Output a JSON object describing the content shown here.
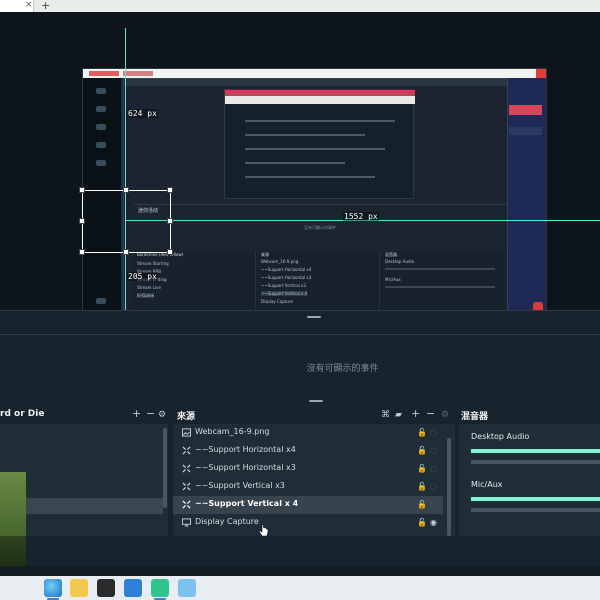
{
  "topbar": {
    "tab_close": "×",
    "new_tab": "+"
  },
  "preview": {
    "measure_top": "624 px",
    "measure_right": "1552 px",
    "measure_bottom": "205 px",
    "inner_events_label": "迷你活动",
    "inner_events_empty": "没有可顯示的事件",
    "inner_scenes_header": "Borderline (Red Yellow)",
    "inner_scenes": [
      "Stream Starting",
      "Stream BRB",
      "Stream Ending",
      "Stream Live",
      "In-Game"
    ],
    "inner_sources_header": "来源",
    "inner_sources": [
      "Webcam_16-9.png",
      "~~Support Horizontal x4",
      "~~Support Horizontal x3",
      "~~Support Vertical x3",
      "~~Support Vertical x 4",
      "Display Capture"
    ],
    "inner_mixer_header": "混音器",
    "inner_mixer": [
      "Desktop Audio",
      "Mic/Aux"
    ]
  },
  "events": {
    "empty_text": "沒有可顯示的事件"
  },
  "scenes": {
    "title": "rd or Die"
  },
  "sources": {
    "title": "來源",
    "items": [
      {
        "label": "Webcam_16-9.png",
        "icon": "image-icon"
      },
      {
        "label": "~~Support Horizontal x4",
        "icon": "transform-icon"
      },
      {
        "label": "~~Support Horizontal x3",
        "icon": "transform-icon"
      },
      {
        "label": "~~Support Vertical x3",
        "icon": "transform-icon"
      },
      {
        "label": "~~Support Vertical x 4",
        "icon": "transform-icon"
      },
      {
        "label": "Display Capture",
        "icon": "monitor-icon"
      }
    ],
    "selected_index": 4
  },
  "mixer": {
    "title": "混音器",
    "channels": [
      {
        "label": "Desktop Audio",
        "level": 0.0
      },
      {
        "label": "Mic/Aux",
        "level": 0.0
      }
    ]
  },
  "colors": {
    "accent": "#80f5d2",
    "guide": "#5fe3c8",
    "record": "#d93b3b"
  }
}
-=-=-
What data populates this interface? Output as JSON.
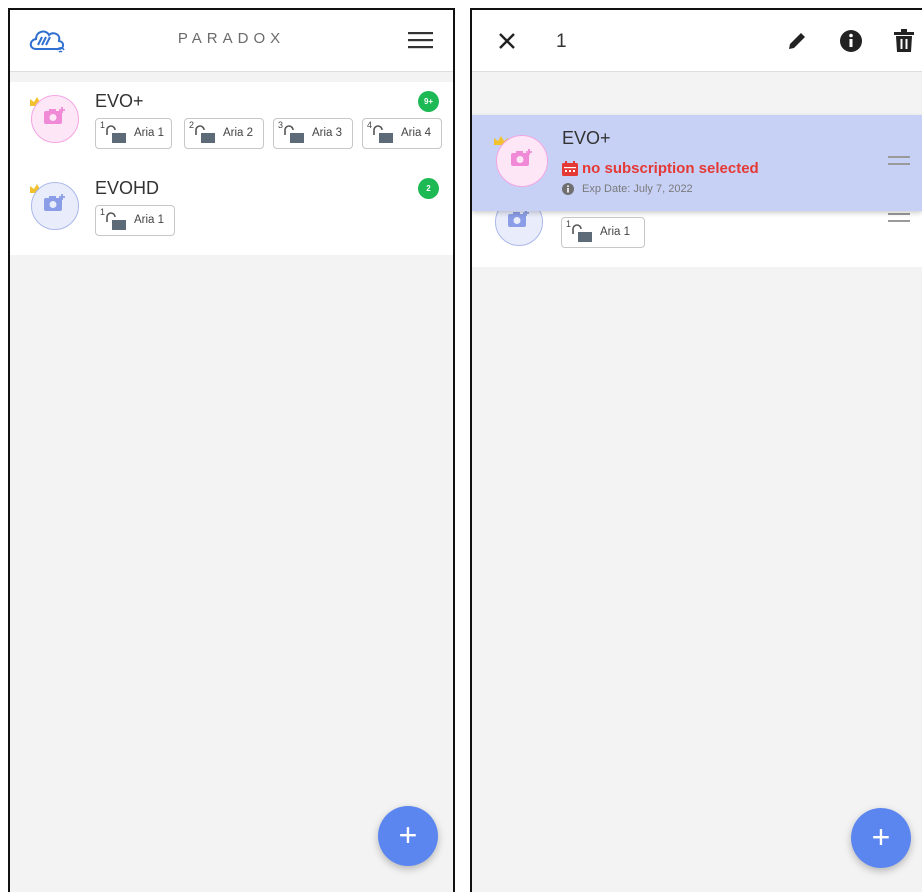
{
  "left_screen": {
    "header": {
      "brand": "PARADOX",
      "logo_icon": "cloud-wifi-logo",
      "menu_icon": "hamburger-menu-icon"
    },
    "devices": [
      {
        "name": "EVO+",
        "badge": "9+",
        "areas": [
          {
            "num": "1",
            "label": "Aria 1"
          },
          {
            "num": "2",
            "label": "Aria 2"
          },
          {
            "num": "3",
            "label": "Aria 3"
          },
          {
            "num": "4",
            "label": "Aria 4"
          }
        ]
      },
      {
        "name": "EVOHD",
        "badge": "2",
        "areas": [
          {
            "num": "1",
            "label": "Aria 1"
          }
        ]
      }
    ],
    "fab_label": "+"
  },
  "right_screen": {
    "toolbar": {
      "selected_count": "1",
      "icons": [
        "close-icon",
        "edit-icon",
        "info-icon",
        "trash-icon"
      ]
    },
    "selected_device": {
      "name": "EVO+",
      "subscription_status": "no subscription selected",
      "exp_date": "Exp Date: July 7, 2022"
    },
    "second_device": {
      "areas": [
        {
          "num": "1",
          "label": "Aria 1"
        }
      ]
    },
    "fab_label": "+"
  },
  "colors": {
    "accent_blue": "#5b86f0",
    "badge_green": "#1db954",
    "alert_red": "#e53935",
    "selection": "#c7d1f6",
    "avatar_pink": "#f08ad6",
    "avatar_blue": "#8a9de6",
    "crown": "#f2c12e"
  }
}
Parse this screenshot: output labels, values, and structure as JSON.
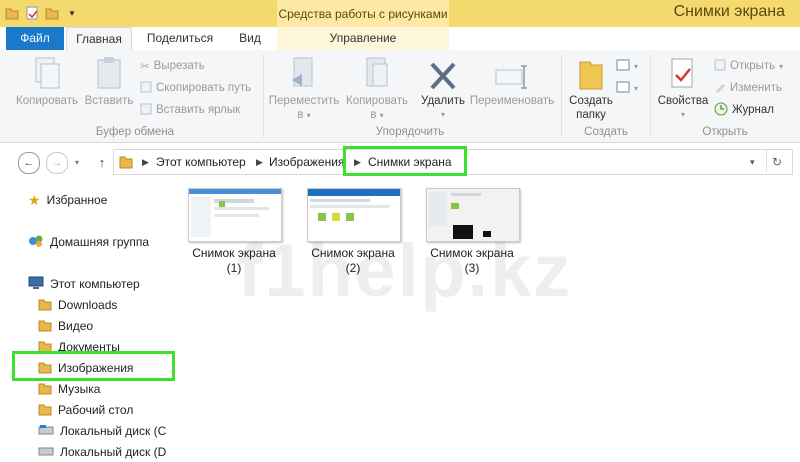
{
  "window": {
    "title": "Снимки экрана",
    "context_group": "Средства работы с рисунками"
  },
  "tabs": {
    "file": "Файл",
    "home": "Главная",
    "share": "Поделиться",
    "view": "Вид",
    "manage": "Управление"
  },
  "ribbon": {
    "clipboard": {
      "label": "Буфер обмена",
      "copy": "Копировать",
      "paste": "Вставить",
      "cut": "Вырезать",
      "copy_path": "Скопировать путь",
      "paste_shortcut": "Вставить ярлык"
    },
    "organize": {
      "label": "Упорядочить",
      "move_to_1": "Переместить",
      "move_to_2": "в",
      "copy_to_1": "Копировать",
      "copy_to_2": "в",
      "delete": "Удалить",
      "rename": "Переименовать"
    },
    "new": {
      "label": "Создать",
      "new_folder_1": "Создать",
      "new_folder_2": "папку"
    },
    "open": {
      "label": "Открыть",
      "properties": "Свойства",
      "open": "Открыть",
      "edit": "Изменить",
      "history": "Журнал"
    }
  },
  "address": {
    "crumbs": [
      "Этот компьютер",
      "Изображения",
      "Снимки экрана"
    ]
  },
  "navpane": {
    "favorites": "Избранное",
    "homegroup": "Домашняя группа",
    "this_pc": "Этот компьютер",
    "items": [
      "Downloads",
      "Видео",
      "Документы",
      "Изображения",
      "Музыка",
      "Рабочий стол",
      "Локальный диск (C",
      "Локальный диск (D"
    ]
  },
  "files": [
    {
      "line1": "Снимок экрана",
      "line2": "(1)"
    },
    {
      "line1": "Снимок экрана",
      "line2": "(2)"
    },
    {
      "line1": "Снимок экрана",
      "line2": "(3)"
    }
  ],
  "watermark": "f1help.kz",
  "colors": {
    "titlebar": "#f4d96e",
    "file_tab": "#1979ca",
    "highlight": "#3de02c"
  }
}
-=-=-
§ **WHAT TO DO**
Sift the material for lines with the string "Vertical". Copy each one found.

§ **ANSWER TO THIS PROBLEM**
      "~~Support Vertical x3",
      "~~Support Vertical x 4",
        "label": "~~Support Vertical x3",
        "label": "~~Support Vertical x 4",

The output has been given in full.